# Objective
Among the lines below, count those containing the word "ASOC". Give the number only.

┌────────

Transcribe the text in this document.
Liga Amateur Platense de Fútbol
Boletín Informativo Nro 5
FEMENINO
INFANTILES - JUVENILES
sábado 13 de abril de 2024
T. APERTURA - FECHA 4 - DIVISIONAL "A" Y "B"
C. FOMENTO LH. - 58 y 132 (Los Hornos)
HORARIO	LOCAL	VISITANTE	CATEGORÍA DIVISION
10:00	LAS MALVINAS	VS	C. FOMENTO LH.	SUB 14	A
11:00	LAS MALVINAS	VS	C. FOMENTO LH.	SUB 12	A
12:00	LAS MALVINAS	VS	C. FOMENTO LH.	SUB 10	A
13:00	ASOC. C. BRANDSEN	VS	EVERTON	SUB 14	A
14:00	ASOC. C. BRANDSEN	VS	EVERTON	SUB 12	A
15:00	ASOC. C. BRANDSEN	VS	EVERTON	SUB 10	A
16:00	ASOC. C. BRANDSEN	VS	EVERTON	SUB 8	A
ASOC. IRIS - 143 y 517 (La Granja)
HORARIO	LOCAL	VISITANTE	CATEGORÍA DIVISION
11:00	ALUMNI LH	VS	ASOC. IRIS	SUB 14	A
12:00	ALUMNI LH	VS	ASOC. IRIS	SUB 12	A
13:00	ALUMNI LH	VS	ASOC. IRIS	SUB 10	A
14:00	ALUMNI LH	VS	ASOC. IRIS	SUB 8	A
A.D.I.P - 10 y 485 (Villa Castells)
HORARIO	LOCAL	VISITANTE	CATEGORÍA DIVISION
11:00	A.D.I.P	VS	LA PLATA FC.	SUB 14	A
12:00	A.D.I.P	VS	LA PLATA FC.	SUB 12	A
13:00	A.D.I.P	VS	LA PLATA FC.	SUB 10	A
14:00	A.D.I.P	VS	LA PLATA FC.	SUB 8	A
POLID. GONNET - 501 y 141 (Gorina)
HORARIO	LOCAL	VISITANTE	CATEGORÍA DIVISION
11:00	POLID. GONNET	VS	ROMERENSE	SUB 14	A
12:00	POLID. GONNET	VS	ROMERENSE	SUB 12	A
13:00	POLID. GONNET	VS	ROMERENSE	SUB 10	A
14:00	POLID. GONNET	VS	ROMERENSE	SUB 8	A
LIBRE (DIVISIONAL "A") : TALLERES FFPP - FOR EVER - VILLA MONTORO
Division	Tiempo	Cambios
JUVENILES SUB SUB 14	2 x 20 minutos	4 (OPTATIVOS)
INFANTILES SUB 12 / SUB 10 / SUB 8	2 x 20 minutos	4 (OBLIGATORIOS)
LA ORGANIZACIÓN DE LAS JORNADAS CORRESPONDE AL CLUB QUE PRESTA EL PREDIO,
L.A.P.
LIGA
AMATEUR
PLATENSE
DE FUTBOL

└────────

# Result for this exercise
9